====== Available records ======
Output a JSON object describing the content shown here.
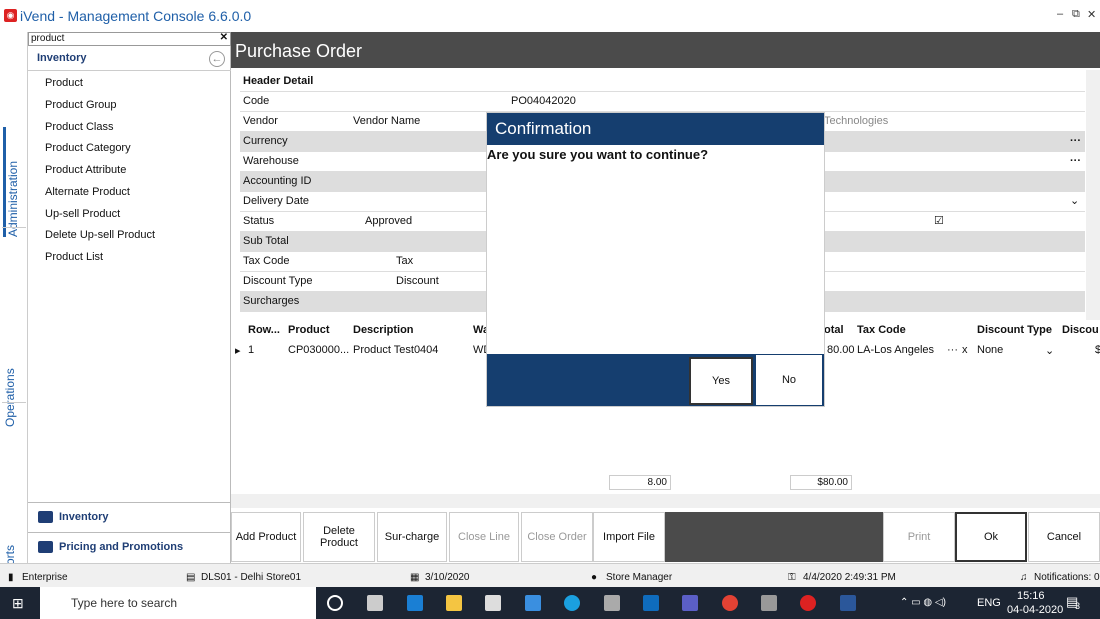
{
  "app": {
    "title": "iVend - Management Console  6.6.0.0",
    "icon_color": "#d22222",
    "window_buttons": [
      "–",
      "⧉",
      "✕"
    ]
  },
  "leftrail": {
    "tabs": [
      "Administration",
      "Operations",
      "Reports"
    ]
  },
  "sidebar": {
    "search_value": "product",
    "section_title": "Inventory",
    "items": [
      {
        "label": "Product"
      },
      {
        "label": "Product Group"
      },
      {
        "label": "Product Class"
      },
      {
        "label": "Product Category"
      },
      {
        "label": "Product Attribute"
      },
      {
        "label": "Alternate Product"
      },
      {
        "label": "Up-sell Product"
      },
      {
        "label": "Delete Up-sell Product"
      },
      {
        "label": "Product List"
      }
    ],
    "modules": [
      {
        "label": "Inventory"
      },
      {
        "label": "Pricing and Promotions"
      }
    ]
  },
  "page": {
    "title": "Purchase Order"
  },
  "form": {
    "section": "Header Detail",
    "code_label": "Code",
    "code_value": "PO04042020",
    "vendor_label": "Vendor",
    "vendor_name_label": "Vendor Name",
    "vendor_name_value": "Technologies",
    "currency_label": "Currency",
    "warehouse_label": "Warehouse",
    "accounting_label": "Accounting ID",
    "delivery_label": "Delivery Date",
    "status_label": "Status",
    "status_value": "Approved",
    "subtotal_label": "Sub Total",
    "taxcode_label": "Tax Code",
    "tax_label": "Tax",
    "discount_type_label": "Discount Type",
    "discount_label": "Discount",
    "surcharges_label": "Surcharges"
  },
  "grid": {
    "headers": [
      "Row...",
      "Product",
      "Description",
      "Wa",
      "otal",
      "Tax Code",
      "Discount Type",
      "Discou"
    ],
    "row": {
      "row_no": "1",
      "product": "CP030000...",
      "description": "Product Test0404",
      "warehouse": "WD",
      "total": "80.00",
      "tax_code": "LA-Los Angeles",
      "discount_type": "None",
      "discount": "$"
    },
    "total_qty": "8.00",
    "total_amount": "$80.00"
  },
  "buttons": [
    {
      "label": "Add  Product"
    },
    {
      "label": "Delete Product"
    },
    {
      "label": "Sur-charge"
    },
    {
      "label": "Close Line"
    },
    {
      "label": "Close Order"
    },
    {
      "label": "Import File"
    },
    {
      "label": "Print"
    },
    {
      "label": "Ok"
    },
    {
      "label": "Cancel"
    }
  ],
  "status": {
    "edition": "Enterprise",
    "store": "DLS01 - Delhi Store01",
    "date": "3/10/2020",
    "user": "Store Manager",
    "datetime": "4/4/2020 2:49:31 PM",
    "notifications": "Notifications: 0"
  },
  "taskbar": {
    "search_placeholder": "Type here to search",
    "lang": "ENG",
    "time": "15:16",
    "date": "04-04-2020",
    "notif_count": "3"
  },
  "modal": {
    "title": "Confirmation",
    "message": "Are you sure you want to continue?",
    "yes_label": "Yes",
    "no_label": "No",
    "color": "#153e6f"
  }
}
======
====== Available records ======
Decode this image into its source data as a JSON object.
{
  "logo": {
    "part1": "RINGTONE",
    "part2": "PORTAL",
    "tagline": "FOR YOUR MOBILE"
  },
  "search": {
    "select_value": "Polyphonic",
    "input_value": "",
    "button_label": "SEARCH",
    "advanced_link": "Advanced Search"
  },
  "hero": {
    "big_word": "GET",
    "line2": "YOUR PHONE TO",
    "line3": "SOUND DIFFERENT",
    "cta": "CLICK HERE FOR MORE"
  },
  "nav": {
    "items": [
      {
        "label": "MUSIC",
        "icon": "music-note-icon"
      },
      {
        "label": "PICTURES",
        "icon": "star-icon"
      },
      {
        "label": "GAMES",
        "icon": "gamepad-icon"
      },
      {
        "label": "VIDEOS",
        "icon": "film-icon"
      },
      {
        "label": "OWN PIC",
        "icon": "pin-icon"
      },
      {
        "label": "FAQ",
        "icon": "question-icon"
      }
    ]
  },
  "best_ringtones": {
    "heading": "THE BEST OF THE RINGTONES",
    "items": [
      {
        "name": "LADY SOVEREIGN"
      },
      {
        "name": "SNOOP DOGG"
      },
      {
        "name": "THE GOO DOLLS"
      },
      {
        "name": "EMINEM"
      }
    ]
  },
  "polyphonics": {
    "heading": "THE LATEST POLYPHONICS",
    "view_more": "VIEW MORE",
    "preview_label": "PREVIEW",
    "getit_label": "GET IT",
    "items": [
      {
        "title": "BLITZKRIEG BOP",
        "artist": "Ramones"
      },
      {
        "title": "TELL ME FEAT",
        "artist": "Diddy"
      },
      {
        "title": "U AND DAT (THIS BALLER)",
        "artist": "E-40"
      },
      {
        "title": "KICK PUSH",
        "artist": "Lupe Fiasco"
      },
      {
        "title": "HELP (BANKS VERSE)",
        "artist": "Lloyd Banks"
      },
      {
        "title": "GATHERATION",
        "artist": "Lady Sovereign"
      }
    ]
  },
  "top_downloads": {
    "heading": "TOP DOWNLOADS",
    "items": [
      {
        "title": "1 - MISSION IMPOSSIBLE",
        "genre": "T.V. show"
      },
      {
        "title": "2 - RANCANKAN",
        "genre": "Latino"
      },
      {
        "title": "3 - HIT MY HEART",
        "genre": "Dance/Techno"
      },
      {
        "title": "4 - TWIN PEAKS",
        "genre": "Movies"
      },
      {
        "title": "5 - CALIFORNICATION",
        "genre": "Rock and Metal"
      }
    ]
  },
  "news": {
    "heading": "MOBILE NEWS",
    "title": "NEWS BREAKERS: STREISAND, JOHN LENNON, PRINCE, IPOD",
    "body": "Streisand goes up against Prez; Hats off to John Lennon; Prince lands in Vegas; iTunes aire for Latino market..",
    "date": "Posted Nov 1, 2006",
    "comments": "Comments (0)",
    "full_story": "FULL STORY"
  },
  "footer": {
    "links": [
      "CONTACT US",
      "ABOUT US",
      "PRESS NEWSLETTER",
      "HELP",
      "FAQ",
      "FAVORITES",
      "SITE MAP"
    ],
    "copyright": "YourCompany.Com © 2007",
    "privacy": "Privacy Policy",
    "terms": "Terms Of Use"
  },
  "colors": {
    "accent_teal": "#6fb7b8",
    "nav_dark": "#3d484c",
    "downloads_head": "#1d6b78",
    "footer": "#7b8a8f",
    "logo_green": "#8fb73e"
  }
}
======
====== Available records ======
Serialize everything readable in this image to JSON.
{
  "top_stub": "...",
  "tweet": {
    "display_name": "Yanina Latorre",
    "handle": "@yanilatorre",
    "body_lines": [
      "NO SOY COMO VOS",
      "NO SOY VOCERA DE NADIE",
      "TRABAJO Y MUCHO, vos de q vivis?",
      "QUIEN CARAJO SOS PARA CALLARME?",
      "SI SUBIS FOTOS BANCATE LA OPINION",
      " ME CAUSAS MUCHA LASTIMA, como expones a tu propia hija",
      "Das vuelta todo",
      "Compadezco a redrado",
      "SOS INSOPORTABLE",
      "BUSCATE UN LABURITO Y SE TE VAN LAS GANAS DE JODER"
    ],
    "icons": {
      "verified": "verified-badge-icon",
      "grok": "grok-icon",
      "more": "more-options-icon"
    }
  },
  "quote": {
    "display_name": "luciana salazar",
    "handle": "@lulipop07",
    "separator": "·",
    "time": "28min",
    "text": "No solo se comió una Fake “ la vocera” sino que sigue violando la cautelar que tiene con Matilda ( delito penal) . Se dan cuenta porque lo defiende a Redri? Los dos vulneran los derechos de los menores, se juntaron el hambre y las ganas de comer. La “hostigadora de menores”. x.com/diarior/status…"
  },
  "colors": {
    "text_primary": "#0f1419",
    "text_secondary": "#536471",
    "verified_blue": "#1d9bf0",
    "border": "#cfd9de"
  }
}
======
■ What you should do
Ascertain the number of lines in the entries that include the word "Latino", and report only that number.

■ Task result
2